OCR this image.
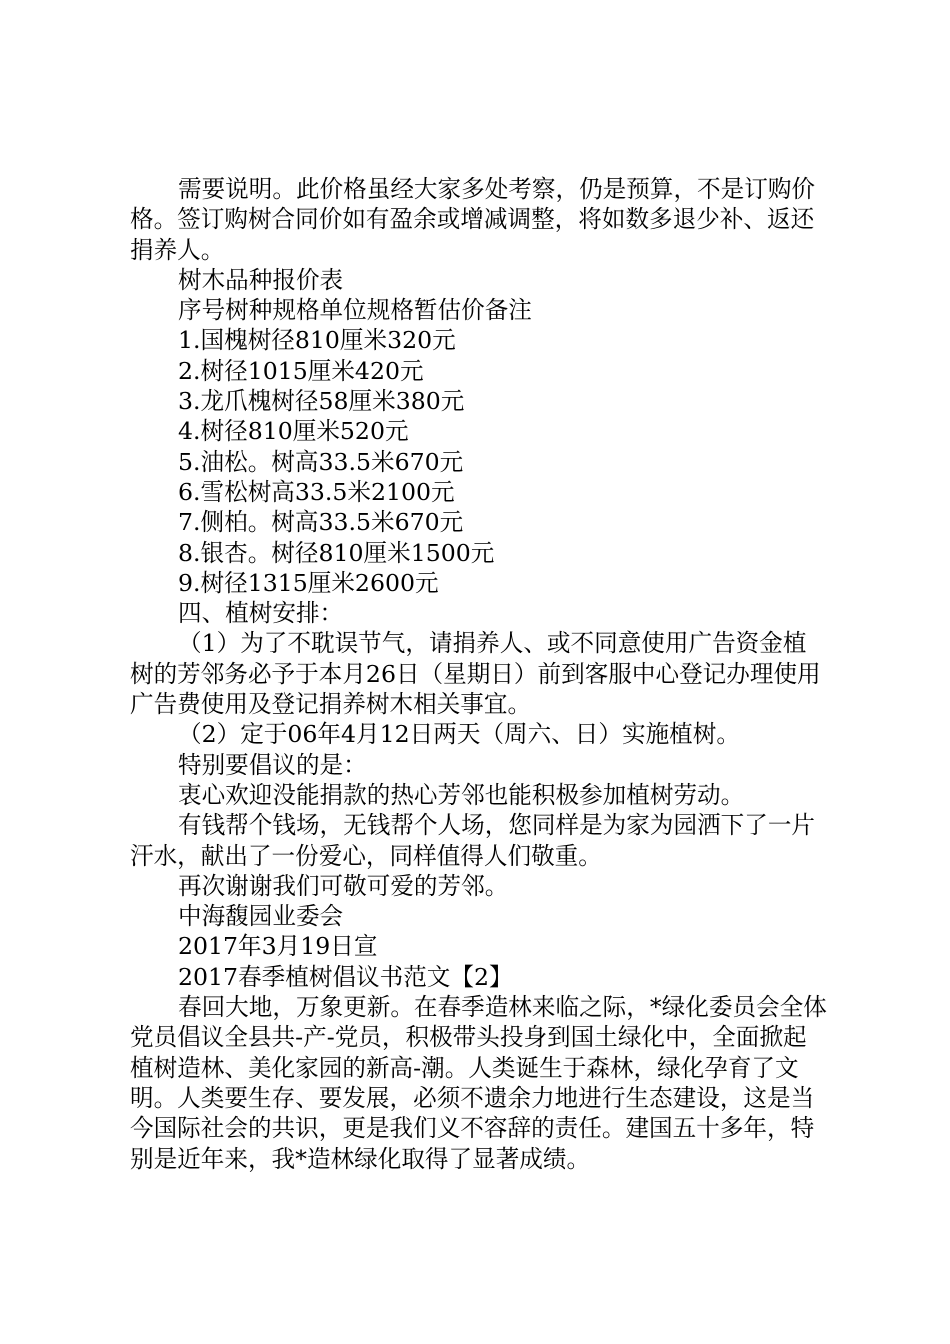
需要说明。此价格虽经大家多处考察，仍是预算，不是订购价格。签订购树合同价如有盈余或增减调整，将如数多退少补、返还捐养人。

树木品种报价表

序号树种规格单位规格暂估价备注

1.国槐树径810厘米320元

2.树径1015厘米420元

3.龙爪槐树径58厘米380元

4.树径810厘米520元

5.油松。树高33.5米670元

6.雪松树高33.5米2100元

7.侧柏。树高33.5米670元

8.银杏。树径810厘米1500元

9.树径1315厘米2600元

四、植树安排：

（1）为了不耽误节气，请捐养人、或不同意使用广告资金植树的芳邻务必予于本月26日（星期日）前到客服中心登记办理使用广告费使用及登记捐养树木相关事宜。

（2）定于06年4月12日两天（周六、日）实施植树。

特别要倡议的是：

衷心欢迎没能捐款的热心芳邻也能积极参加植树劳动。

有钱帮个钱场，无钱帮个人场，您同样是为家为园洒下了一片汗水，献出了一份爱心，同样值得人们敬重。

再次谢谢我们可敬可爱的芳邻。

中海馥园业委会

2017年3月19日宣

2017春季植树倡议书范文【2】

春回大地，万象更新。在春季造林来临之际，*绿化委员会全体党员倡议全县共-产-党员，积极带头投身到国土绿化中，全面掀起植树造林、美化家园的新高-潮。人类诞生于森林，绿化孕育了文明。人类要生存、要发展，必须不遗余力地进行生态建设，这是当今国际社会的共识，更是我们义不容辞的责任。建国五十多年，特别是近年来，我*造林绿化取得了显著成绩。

= = = = =

### TASK DESCRIPTION
Extract the full listing above verbatim; pictures are to be left out of the copy.

### SOLUTION FOR THIS PROBLEM
OCR this image.
需要说明。此价格虽经大家多处考察，仍是预算，不是订购价格。签订购树合同价如有盈余或增减调整，将如数多退少补、返还捐养人。

树木品种报价表

序号树种规格单位规格暂估价备注

1.国槐树径810厘米320元

2.树径1015厘米420元

3.龙爪槐树径58厘米380元

4.树径810厘米520元

5.油松。树高33.5米670元

6.雪松树高33.5米2100元

7.侧柏。树高33.5米670元

8.银杏。树径810厘米1500元

9.树径1315厘米2600元

四、植树安排：

（1）为了不耽误节气，请捐养人、或不同意使用广告资金植树的芳邻务必予于本月26日（星期日）前到客服中心登记办理使用广告费使用及登记捐养树木相关事宜。

（2）定于06年4月12日两天（周六、日）实施植树。

特别要倡议的是：

衷心欢迎没能捐款的热心芳邻也能积极参加植树劳动。

有钱帮个钱场，无钱帮个人场，您同样是为家为园洒下了一片汗水，献出了一份爱心，同样值得人们敬重。

再次谢谢我们可敬可爱的芳邻。

中海馥园业委会

2017年3月19日宣

2017春季植树倡议书范文【2】

春回大地，万象更新。在春季造林来临之际，*绿化委员会全体党员倡议全县共-产-党员，积极带头投身到国土绿化中，全面掀起植树造林、美化家园的新高-潮。人类诞生于森林，绿化孕育了文明。人类要生存、要发展，必须不遗余力地进行生态建设，这是当今国际社会的共识，更是我们义不容辞的责任。建国五十多年，特别是近年来，我*造林绿化取得了显著成绩。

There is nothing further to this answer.